<<<<
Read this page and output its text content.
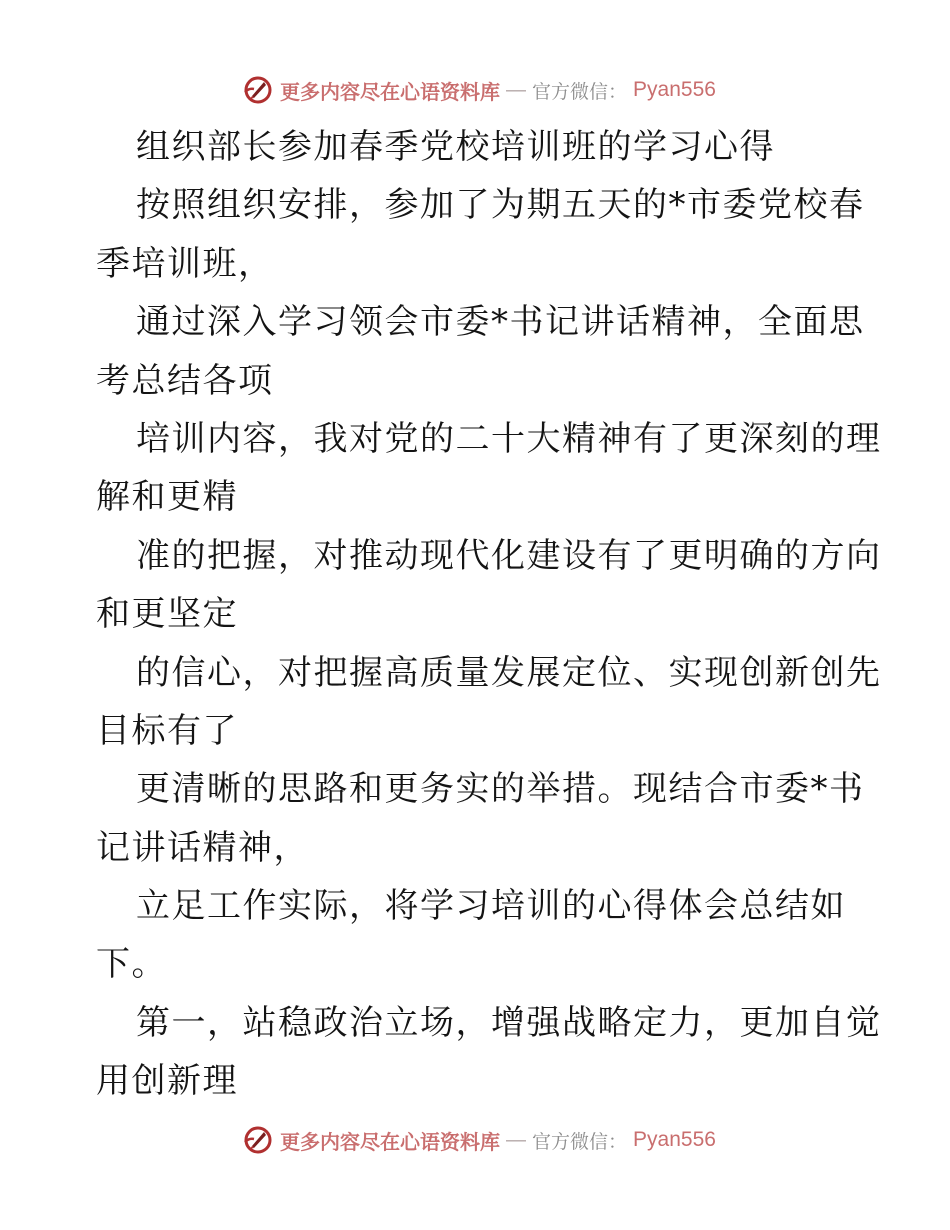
更多内容尽在心语资料库 — 官方微信： Pyan556
组织部长参加春季党校培训班的学习心得
按照组织安排，参加了为期五天的*市委党校春
季培训班，
通过深入学习领会市委*书记讲话精神，全面思
考总结各项
培训内容，我对党的二十大精神有了更深刻的理
解和更精
准的把握，对推动现代化建设有了更明确的方向
和更坚定
的信心，对把握高质量发展定位、实现创新创先
目标有了
更清晰的思路和更务实的举措。现结合市委*书
记讲话精神，
立足工作实际，将学习培训的心得体会总结如
下。
第一，站稳政治立场，增强战略定力，更加自觉
用创新理
更多内容尽在心语资料库 — 官方微信： Pyan556
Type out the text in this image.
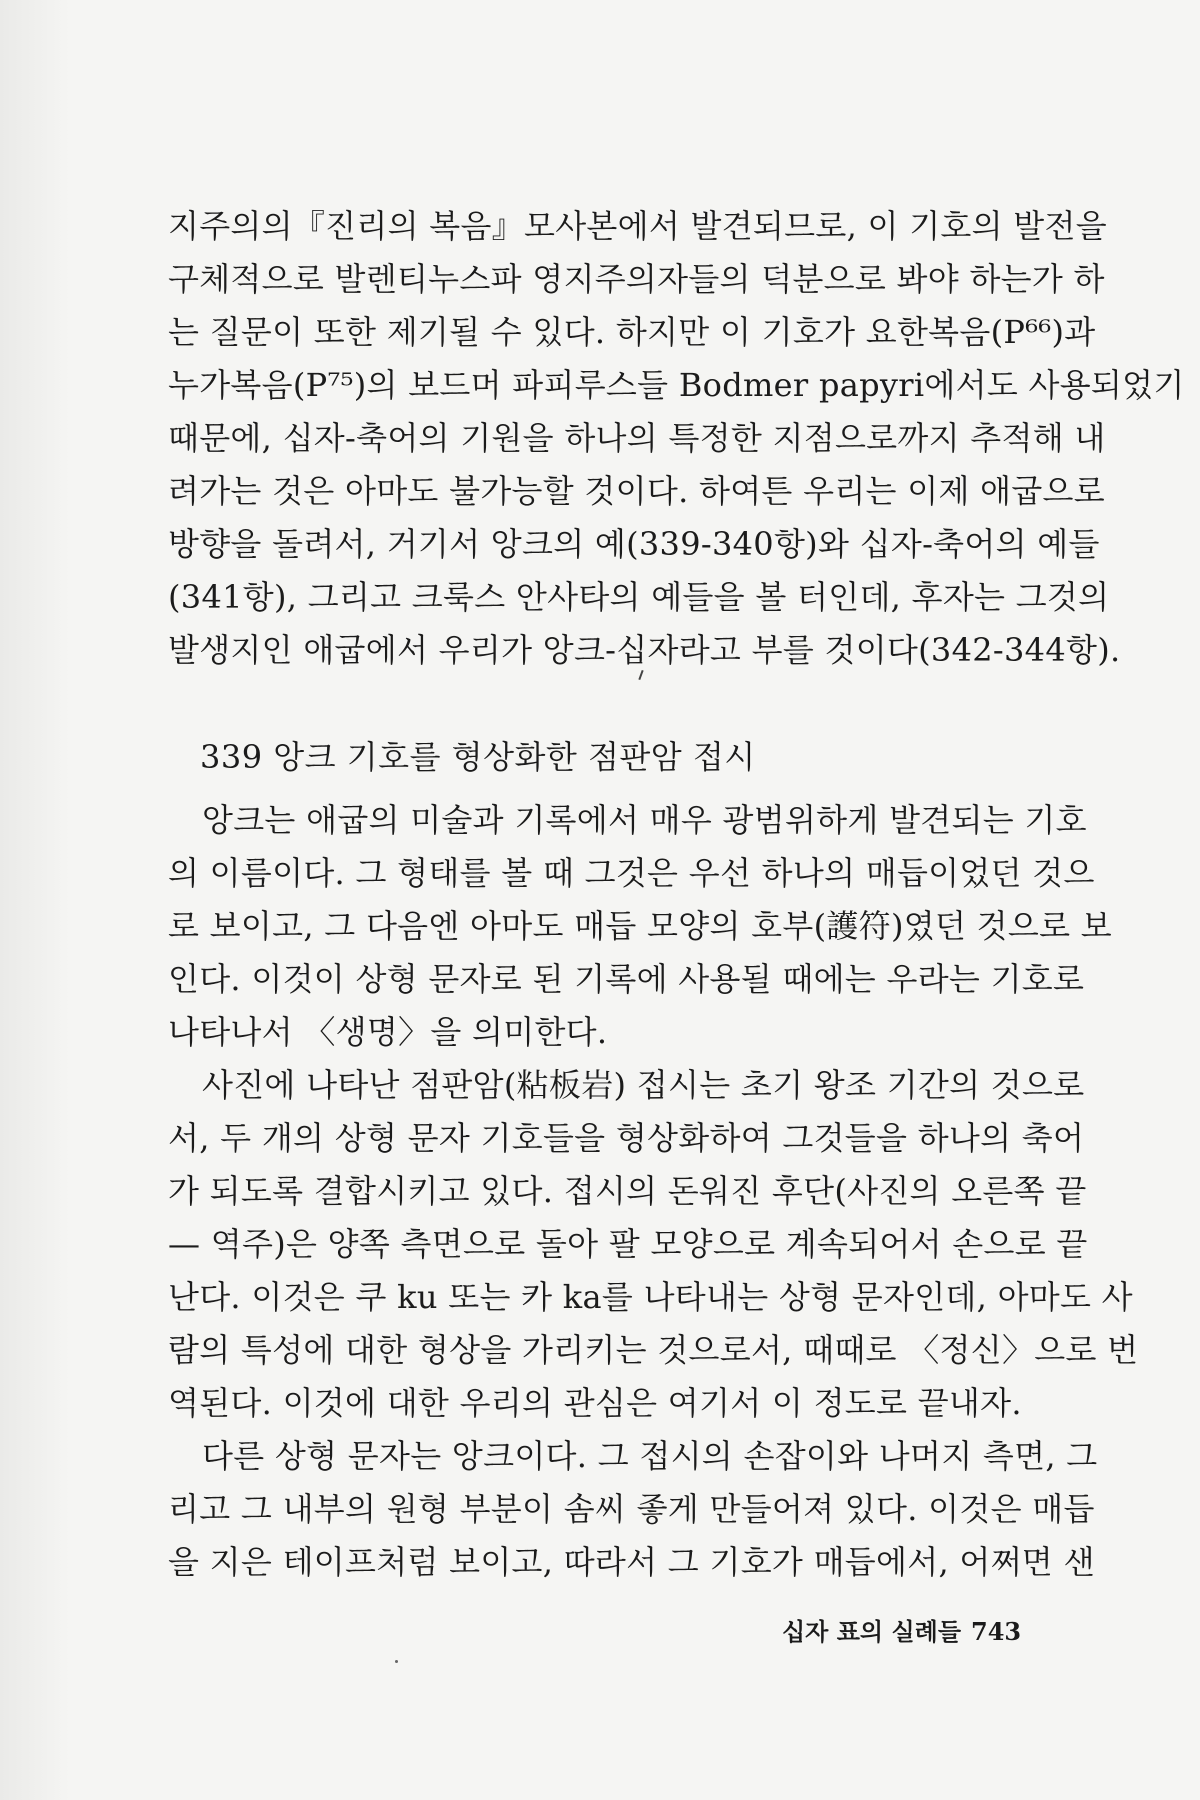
지주의의『진리의 복음』모사본에서 발견되므로, 이 기호의 발전을
구체적으로 발렌티누스파 영지주의자들의 덕분으로 봐야 하는가 하
는 질문이 또한 제기될 수 있다. 하지만 이 기호가 요한복음(P⁶⁶)과
누가복음(P⁷⁵)의 보드머 파피루스들 Bodmer papyri에서도 사용되었기
때문에, 십자-축어의 기원을 하나의 특정한 지점으로까지 추적해 내
려가는 것은 아마도 불가능할 것이다. 하여튼 우리는 이제 애굽으로
방향을 돌려서, 거기서 앙크의 예(339-340항)와 십자-축어의 예들
(341항), 그리고 크룩스 안사타의 예들을 볼 터인데, 후자는 그것의
발생지인 애굽에서 우리가 앙크-십자라고 부를 것이다(342-344항).
339 앙크 기호를 형상화한 점판암 접시
앙크는 애굽의 미술과 기록에서 매우 광범위하게 발견되는 기호
의 이름이다. 그 형태를 볼 때 그것은 우선 하나의 매듭이었던 것으
로 보이고, 그 다음엔 아마도 매듭 모양의 호부(護符)였던 것으로 보
인다. 이것이 상형 문자로 된 기록에 사용될 때에는 우라는 기호로
나타나서 〈생명〉을 의미한다.
사진에 나타난 점판암(粘板岩) 접시는 초기 왕조 기간의 것으로
서, 두 개의 상형 문자 기호들을 형상화하여 그것들을 하나의 축어
가 되도록 결합시키고 있다. 접시의 돈워진 후단(사진의 오른쪽 끝
— 역주)은 양쪽 측면으로 돌아 팔 모양으로 계속되어서 손으로 끝
난다. 이것은 쿠 ku 또는 카 ka를 나타내는 상형 문자인데, 아마도 사
람의 특성에 대한 형상을 가리키는 것으로서, 때때로 〈정신〉으로 번
역된다. 이것에 대한 우리의 관심은 여기서 이 정도로 끝내자.
다른 상형 문자는 앙크이다. 그 접시의 손잡이와 나머지 측면, 그
리고 그 내부의 원형 부분이 솜씨 좋게 만들어져 있다. 이것은 매듭
을 지은 테이프처럼 보이고, 따라서 그 기호가 매듭에서, 어쩌면 샌
십자 표의 실례들 743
>>>>
» TASK INSTRUCTIONS
Reproduce every line of the material precisely, omitting its pictures.

» COMPLETE RESPONSE
Read this page and output its text content.
更多内容尽在心语资料库 — 官方微信： Pyan556
组织部长参加春季党校培训班的学习心得
按照组织安排，参加了为期五天的*市委党校春
季培训班，
通过深入学习领会市委*书记讲话精神，全面思
考总结各项
培训内容，我对党的二十大精神有了更深刻的理
解和更精
准的把握，对推动现代化建设有了更明确的方向
和更坚定
的信心，对把握高质量发展定位、实现创新创先
目标有了
更清晰的思路和更务实的举措。现结合市委*书
记讲话精神，
立足工作实际，将学习培训的心得体会总结如
下。
第一，站稳政治立场，增强战略定力，更加自觉
用创新理
更多内容尽在心语资料库 — 官方微信： Pyan556
Type out the text in this image.
지주의의『진리의 복음』모사본에서 발견되므로, 이 기호의 발전을
구체적으로 발렌티누스파 영지주의자들의 덕분으로 봐야 하는가 하
는 질문이 또한 제기될 수 있다. 하지만 이 기호가 요한복음(P⁶⁶)과
누가복음(P⁷⁵)의 보드머 파피루스들 Bodmer papyri에서도 사용되었기
때문에, 십자-축어의 기원을 하나의 특정한 지점으로까지 추적해 내
려가는 것은 아마도 불가능할 것이다. 하여튼 우리는 이제 애굽으로
방향을 돌려서, 거기서 앙크의 예(339-340항)와 십자-축어의 예들
(341항), 그리고 크룩스 안사타의 예들을 볼 터인데, 후자는 그것의
발생지인 애굽에서 우리가 앙크-십자라고 부를 것이다(342-344항).
339 앙크 기호를 형상화한 점판암 접시
앙크는 애굽의 미술과 기록에서 매우 광범위하게 발견되는 기호
의 이름이다. 그 형태를 볼 때 그것은 우선 하나의 매듭이었던 것으
로 보이고, 그 다음엔 아마도 매듭 모양의 호부(護符)였던 것으로 보
인다. 이것이 상형 문자로 된 기록에 사용될 때에는 우라는 기호로
나타나서 〈생명〉을 의미한다.
사진에 나타난 점판암(粘板岩) 접시는 초기 왕조 기간의 것으로
서, 두 개의 상형 문자 기호들을 형상화하여 그것들을 하나의 축어
가 되도록 결합시키고 있다. 접시의 돈워진 후단(사진의 오른쪽 끝
— 역주)은 양쪽 측면으로 돌아 팔 모양으로 계속되어서 손으로 끝
난다. 이것은 쿠 ku 또는 카 ka를 나타내는 상형 문자인데, 아마도 사
람의 특성에 대한 형상을 가리키는 것으로서, 때때로 〈정신〉으로 번
역된다. 이것에 대한 우리의 관심은 여기서 이 정도로 끝내자.
다른 상형 문자는 앙크이다. 그 접시의 손잡이와 나머지 측면, 그
리고 그 내부의 원형 부분이 솜씨 좋게 만들어져 있다. 이것은 매듭
을 지은 테이프처럼 보이고, 따라서 그 기호가 매듭에서, 어쩌면 샌
십자 표의 실례들 743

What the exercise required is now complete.